## Exercise instructions
Reproduce the listing verbatim.
━━━━━━━━━━━━━━━━━━━━━━━━━━━━━━
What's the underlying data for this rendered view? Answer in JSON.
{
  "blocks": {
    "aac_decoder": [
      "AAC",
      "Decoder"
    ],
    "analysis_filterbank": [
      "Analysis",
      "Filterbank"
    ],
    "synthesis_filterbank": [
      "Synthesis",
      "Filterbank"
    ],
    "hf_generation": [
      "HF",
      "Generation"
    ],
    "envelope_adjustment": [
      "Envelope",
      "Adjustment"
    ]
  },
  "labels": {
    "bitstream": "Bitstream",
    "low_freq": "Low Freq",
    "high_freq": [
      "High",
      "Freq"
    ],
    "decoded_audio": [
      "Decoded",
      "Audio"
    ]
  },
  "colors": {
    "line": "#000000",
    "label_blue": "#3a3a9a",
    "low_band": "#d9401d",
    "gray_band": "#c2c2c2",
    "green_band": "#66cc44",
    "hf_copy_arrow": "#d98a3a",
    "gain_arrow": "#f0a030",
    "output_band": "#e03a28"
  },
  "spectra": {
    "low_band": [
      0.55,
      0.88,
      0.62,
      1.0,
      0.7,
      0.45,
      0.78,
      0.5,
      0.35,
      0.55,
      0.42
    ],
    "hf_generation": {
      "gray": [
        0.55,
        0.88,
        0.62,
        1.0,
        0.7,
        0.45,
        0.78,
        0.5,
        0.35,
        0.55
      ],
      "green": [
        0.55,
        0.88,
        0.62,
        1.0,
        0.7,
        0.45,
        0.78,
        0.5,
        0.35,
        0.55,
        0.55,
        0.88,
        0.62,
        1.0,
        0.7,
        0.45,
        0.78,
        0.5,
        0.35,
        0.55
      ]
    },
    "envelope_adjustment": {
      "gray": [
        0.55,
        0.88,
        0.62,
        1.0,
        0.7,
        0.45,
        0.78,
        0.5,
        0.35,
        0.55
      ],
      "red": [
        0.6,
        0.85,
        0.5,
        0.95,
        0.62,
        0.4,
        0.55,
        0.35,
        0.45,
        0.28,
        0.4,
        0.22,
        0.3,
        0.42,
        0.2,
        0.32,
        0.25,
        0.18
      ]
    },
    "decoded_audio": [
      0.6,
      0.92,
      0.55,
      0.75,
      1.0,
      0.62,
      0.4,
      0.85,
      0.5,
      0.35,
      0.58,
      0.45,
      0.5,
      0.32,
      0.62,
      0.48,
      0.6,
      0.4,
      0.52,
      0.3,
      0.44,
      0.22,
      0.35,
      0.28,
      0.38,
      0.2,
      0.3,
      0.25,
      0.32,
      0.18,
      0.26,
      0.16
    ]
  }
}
━━━━━━━━━━━━━━━━━━━━━━━━━━━━━━
## Output of the task
What's the underlying data for this rendered view? Answer in JSON.
{
  "blocks": {
    "aac_decoder": [
      "AAC",
      "Decoder"
    ],
    "analysis_filterbank": [
      "Analysis",
      "Filterbank"
    ],
    "synthesis_filterbank": [
      "Synthesis",
      "Filterbank"
    ],
    "hf_generation": [
      "HF",
      "Generation"
    ],
    "envelope_adjustment": [
      "Envelope",
      "Adjustment"
    ]
  },
  "labels": {
    "bitstream": "Bitstream",
    "low_freq": "Low Freq",
    "high_freq": [
      "High",
      "Freq"
    ],
    "decoded_audio": [
      "Decoded",
      "Audio"
    ]
  },
  "colors": {
    "line": "#000000",
    "label_blue": "#3a3a9a",
    "low_band": "#d9401d",
    "gray_band": "#c2c2c2",
    "green_band": "#66cc44",
    "hf_copy_arrow": "#d98a3a",
    "gain_arrow": "#f0a030",
    "output_band": "#e03a28"
  },
  "spectra": {
    "low_band": [
      0.55,
      0.88,
      0.62,
      1.0,
      0.7,
      0.45,
      0.78,
      0.5,
      0.35,
      0.55,
      0.42
    ],
    "hf_generation": {
      "gray": [
        0.55,
        0.88,
        0.62,
        1.0,
        0.7,
        0.45,
        0.78,
        0.5,
        0.35,
        0.55
      ],
      "green": [
        0.55,
        0.88,
        0.62,
        1.0,
        0.7,
        0.45,
        0.78,
        0.5,
        0.35,
        0.55,
        0.55,
        0.88,
        0.62,
        1.0,
        0.7,
        0.45,
        0.78,
        0.5,
        0.35,
        0.55
      ]
    },
    "envelope_adjustment": {
      "gray": [
        0.55,
        0.88,
        0.62,
        1.0,
        0.7,
        0.45,
        0.78,
        0.5,
        0.35,
        0.55
      ],
      "red": [
        0.6,
        0.85,
        0.5,
        0.95,
        0.62,
        0.4,
        0.55,
        0.35,
        0.45,
        0.28,
        0.4,
        0.22,
        0.3,
        0.42,
        0.2,
        0.32,
        0.25,
        0.18
      ]
    },
    "decoded_audio": [
      0.6,
      0.92,
      0.55,
      0.75,
      1.0,
      0.62,
      0.4,
      0.85,
      0.5,
      0.35,
      0.58,
      0.45,
      0.5,
      0.32,
      0.62,
      0.48,
      0.6,
      0.4,
      0.52,
      0.3,
      0.44,
      0.22,
      0.35,
      0.28,
      0.38,
      0.2,
      0.3,
      0.25,
      0.32,
      0.18,
      0.26,
      0.16
    ]
  }
}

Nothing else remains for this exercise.